===== Stored records
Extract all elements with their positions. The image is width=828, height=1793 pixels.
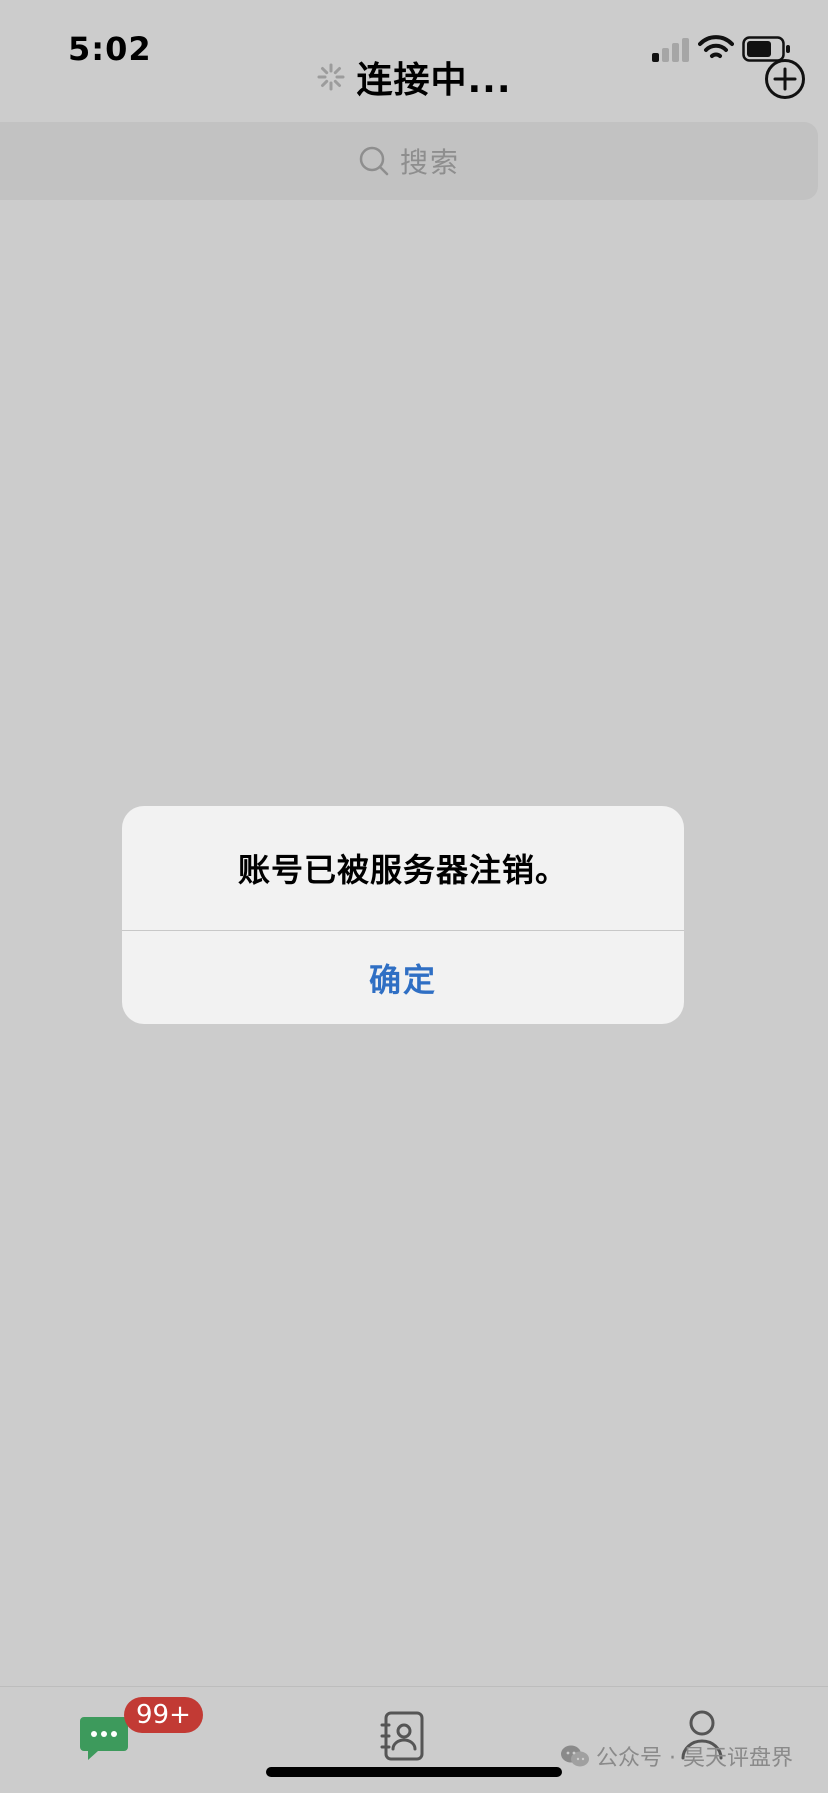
nav-title-text: 连接中...: [356, 60, 512, 101]
watermark: 公众号 · 昊天评盘界: [560, 1740, 793, 1772]
search-bar[interactable]: 搜索: [0, 122, 818, 200]
search-placeholder: 搜索: [399, 146, 460, 179]
loading-spinner-icon: [317, 63, 345, 91]
alert-dialog: 账号已被服务器注销。 确定: [122, 806, 684, 1024]
chats-unread-badge: 99+: [124, 1697, 203, 1733]
watermark-text: 公众号 · 昊天评盘界: [596, 1746, 793, 1771]
alert-message: 账号已被服务器注销。: [122, 806, 684, 931]
search-icon: [359, 146, 389, 176]
tab-chats-icon[interactable]: [78, 1715, 130, 1763]
tab-contacts-icon[interactable]: [380, 1711, 426, 1761]
wechat-logo-icon: [561, 1745, 589, 1767]
alert-confirm-button[interactable]: 确定: [122, 931, 684, 1024]
home-indicator: [266, 1767, 562, 1777]
add-button[interactable]: [764, 58, 806, 100]
nav-title: 连接中...: [0, 52, 828, 102]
==========
# Exercise task
Give these lines again with "interactable" swapped for "clickable" and everything else unchanged, leaving out the pictures.

# The reply
Extract all elements with their positions. The image is width=828, height=1793 pixels.
nav-title-text: 连接中...: [356, 60, 512, 101]
watermark: 公众号 · 昊天评盘界: [560, 1740, 793, 1772]
search-bar[clickable]: 搜索: [0, 122, 818, 200]
search-placeholder: 搜索: [399, 146, 460, 179]
loading-spinner-icon: [317, 63, 345, 91]
alert-dialog: 账号已被服务器注销。 确定: [122, 806, 684, 1024]
chats-unread-badge: 99+: [124, 1697, 203, 1733]
watermark-text: 公众号 · 昊天评盘界: [596, 1746, 793, 1771]
alert-message: 账号已被服务器注销。: [122, 806, 684, 931]
search-icon: [359, 146, 389, 176]
tab-chats-icon[clickable]: [78, 1715, 130, 1763]
tab-contacts-icon[clickable]: [380, 1711, 426, 1761]
wechat-logo-icon: [561, 1745, 589, 1767]
alert-confirm-button[clickable]: 确定: [122, 931, 684, 1024]
home-indicator: [266, 1767, 562, 1777]
add-button[clickable]: [764, 58, 806, 100]
nav-title: 连接中...: [0, 52, 828, 102]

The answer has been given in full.